◆ **Task input**
────────────────────────────────────────
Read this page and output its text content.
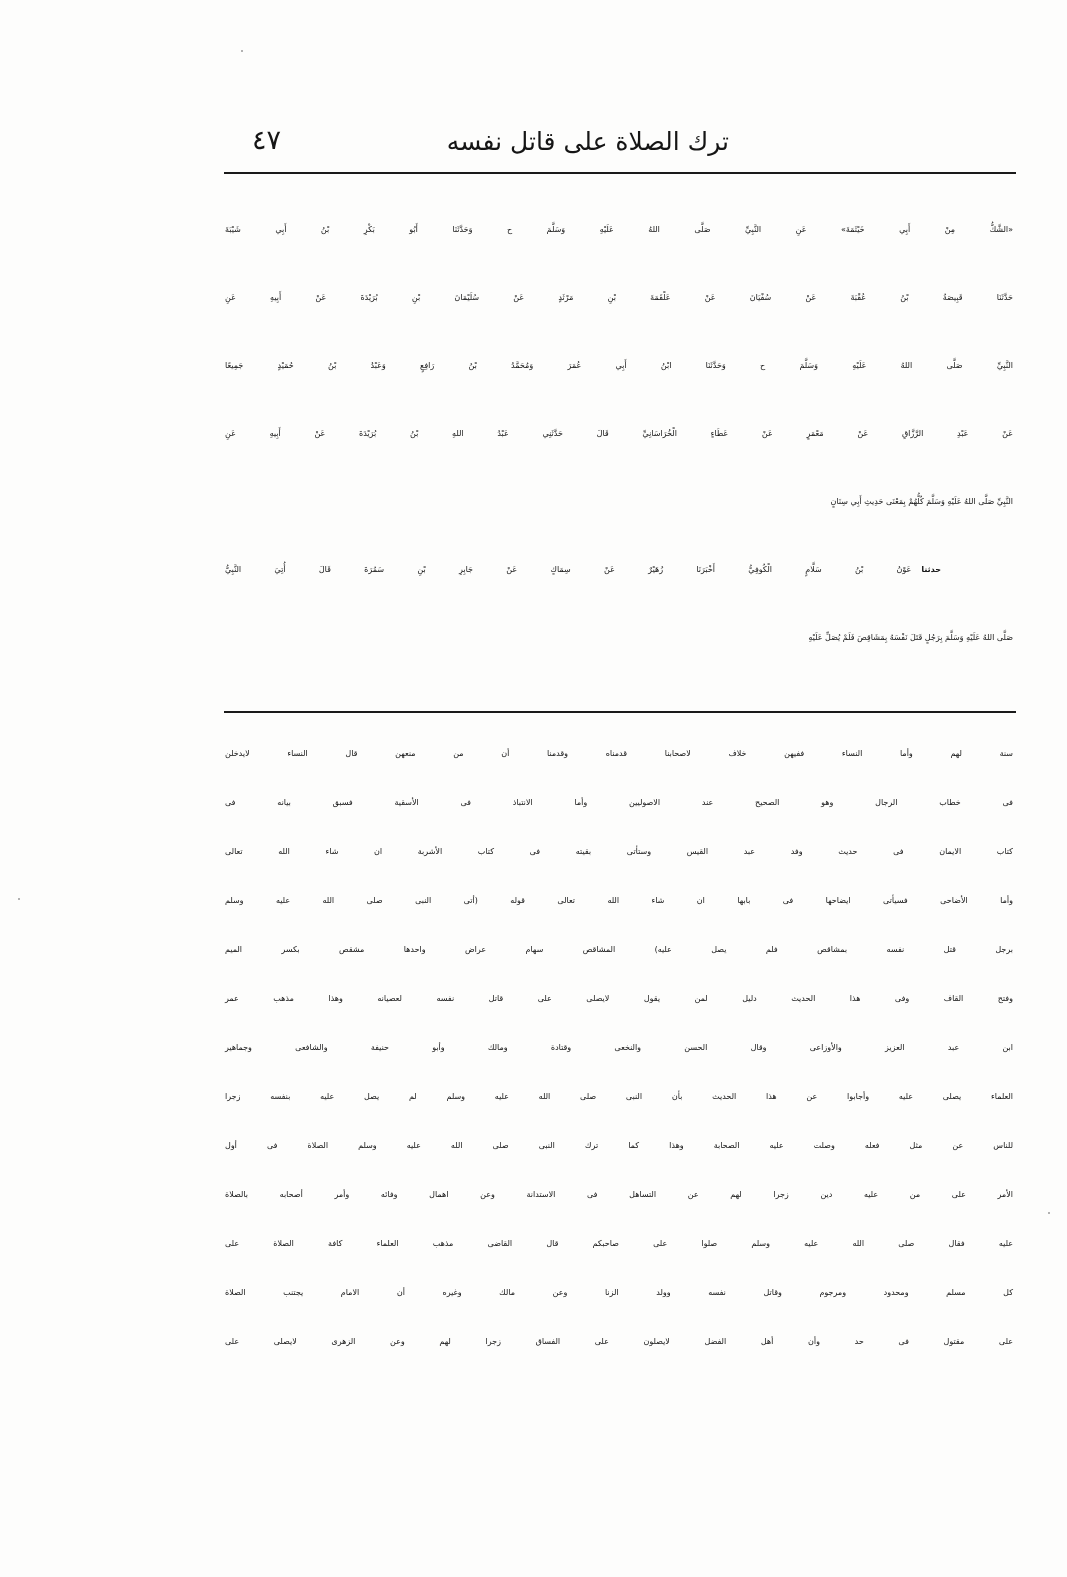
ترك الصلاة على قاتل نفسه
٤٧
«الشَّكُّ مِنْ أَبِي خَيْثَمَةَ» عَنِ النَّبِيِّ صَلَّى اللهُ عَلَيْهِ وَسَلَّمَ ح وَحَدَّثَنَا أَبُو بَكْرِ بْنُ أَبِي شَيْبَةَ
حَدَّثَنَا قَبِيصَةُ بْنُ عُقْبَةَ عَنْ سُفْيَانَ عَنْ عَلْقَمَةَ بْنِ مَرْثَدٍ عَنْ سُلَيْمَانَ بْنِ بُرَيْدَةَ عَنْ أَبِيهِ عَنِ
النَّبِيِّ صَلَّى اللهُ عَلَيْهِ وَسَلَّمَ ح وَحَدَّثَنَا ابْنُ أَبِي عُمَرَ وَمُحَمَّدُ بْنُ رَافِعٍ وَعَبْدُ بْنُ حُمَيْدٍ جَمِيعًا
عَنْ عَبْدِ الرَّزَّاقِ عَنْ مَعْمَرٍ عَنْ عَطَاءٍ الْخُرَاسَانِيِّ قَالَ حَدَّثَنِي عَبْدُ اللهِ بْنُ بُرَيْدَةَ عَنْ أَبِيهِ عَنِ
النَّبِيِّ صَلَّى اللهُ عَلَيْهِ وَسَلَّمَ كُلُّهُمْ بِمَعْنَى حَدِيثِ أَبِي سِنَانٍ
حدثناعَوْنُ بْنُ سَلَّامٍ الْكُوفِيُّ أَخْبَرَنَا زُهَيْرٌ عَنْ سِمَاكٍ عَنْ جَابِرِ بْنِ سَمُرَةَ قَالَ أُتِيَ النَّبِيُّ
صَلَّى اللهُ عَلَيْهِ وَسَلَّمَ بِرَجُلٍ قَتَلَ نَفْسَهُ بِمَشَاقِصَ فَلَمْ يُصَلِّ عَلَيْهِ
سنة لهم وأما النساء ففيهن خلاف لاصحابنا قدمناه وقدمنا أن من منعهن قال النساء لايدخلن
فى خطاب الرجال وهو الصحيح عند الاصوليين وأما الانتباذ فى الأسقية فسبق بيانه فى
كتاب الايمان فى حديث وفد عبد القيس وستأتى بقيته فى كتاب الأشربة ان شاء الله تعالى
وأما الأضاحى فسيأتى ايضاحها فى بابها ان شاء الله تعالى قوله (أتى النبى صلى الله عليه وسلم
برجل قتل نفسه بمشاقص فلم يصل عليه) المشاقص سهام عراض واحدها مشقص بكسر الميم
وفتح القاف وفى هذا الحديث دليل لمن يقول لايصلى على قاتل نفسه لعصيانه وهذا مذهب عمر
ابن عبد العزيز والأوزاعى وقال الحسن والنخعى وقتادة ومالك وأبو حنيفة والشافعى وجماهير
العلماء يصلى عليه وأجابوا عن هذا الحديث بأن النبى صلى الله عليه وسلم لم يصل عليه بنفسه زجرا
للناس عن مثل فعله وصلت عليه الصحابة وهذا كما ترك النبى صلى الله عليه وسلم الصلاة فى أول
الأمر على من عليه دين زجرا لهم عن التساهل فى الاستدانة وعن اهمال وفائه وأمر أصحابه بالصلاة
عليه فقال صلى الله عليه وسلم صلوا على صاحبكم قال القاضى مذهب العلماء كافة الصلاة على
كل مسلم ومحدود ومرجوم وقاتل نفسه وولد الزنا وعن مالك وغيره أن الامام يجتنب الصلاة
على مقتول فى حد وأن أهل الفضل لايصلون على الفساق زجرا لهم وعن الزهرى لايصلى على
────────────────────────────────────────
◆ **Exercise directions**
Write out all the entries word for word, but skip any images.

◆ **Answer to this task**
Read this page and output its text content.
ترك الصلاة على قاتل نفسه
٤٧
«الشَّكُّ مِنْ أَبِي خَيْثَمَةَ» عَنِ النَّبِيِّ صَلَّى اللهُ عَلَيْهِ وَسَلَّمَ ح وَحَدَّثَنَا أَبُو بَكْرِ بْنُ أَبِي شَيْبَةَ
حَدَّثَنَا قَبِيصَةُ بْنُ عُقْبَةَ عَنْ سُفْيَانَ عَنْ عَلْقَمَةَ بْنِ مَرْثَدٍ عَنْ سُلَيْمَانَ بْنِ بُرَيْدَةَ عَنْ أَبِيهِ عَنِ
النَّبِيِّ صَلَّى اللهُ عَلَيْهِ وَسَلَّمَ ح وَحَدَّثَنَا ابْنُ أَبِي عُمَرَ وَمُحَمَّدُ بْنُ رَافِعٍ وَعَبْدُ بْنُ حُمَيْدٍ جَمِيعًا
عَنْ عَبْدِ الرَّزَّاقِ عَنْ مَعْمَرٍ عَنْ عَطَاءٍ الْخُرَاسَانِيِّ قَالَ حَدَّثَنِي عَبْدُ اللهِ بْنُ بُرَيْدَةَ عَنْ أَبِيهِ عَنِ
النَّبِيِّ صَلَّى اللهُ عَلَيْهِ وَسَلَّمَ كُلُّهُمْ بِمَعْنَى حَدِيثِ أَبِي سِنَانٍ
حدثناعَوْنُ بْنُ سَلَّامٍ الْكُوفِيُّ أَخْبَرَنَا زُهَيْرٌ عَنْ سِمَاكٍ عَنْ جَابِرِ بْنِ سَمُرَةَ قَالَ أُتِيَ النَّبِيُّ
صَلَّى اللهُ عَلَيْهِ وَسَلَّمَ بِرَجُلٍ قَتَلَ نَفْسَهُ بِمَشَاقِصَ فَلَمْ يُصَلِّ عَلَيْهِ
سنة لهم وأما النساء ففيهن خلاف لاصحابنا قدمناه وقدمنا أن من منعهن قال النساء لايدخلن
فى خطاب الرجال وهو الصحيح عند الاصوليين وأما الانتباذ فى الأسقية فسبق بيانه فى
كتاب الايمان فى حديث وفد عبد القيس وستأتى بقيته فى كتاب الأشربة ان شاء الله تعالى
وأما الأضاحى فسيأتى ايضاحها فى بابها ان شاء الله تعالى قوله (أتى النبى صلى الله عليه وسلم
برجل قتل نفسه بمشاقص فلم يصل عليه) المشاقص سهام عراض واحدها مشقص بكسر الميم
وفتح القاف وفى هذا الحديث دليل لمن يقول لايصلى على قاتل نفسه لعصيانه وهذا مذهب عمر
ابن عبد العزيز والأوزاعى وقال الحسن والنخعى وقتادة ومالك وأبو حنيفة والشافعى وجماهير
العلماء يصلى عليه وأجابوا عن هذا الحديث بأن النبى صلى الله عليه وسلم لم يصل عليه بنفسه زجرا
للناس عن مثل فعله وصلت عليه الصحابة وهذا كما ترك النبى صلى الله عليه وسلم الصلاة فى أول
الأمر على من عليه دين زجرا لهم عن التساهل فى الاستدانة وعن اهمال وفائه وأمر أصحابه بالصلاة
عليه فقال صلى الله عليه وسلم صلوا على صاحبكم قال القاضى مذهب العلماء كافة الصلاة على
كل مسلم ومحدود ومرجوم وقاتل نفسه وولد الزنا وعن مالك وغيره أن الامام يجتنب الصلاة
على مقتول فى حد وأن أهل الفضل لايصلون على الفساق زجرا لهم وعن الزهرى لايصلى على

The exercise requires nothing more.